* [Direction]:
Your answer should be one number: the count of lines in these entries that hold the word "label".

* [Data for this task]:
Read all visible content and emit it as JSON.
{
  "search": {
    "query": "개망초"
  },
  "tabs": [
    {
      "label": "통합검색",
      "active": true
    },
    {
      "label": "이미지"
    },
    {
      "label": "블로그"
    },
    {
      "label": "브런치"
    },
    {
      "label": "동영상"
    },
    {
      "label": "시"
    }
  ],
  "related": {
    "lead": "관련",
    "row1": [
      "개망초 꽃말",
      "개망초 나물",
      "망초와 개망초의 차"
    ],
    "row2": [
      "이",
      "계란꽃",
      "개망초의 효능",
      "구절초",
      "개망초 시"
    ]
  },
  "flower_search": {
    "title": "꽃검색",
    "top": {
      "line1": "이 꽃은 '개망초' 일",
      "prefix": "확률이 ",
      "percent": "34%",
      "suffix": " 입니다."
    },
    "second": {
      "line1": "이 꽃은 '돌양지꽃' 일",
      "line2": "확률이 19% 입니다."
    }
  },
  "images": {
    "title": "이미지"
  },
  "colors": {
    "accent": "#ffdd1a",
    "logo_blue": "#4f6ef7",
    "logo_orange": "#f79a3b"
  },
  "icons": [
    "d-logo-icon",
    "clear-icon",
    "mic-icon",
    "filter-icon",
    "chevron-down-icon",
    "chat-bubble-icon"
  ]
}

* [Solved problem]:
6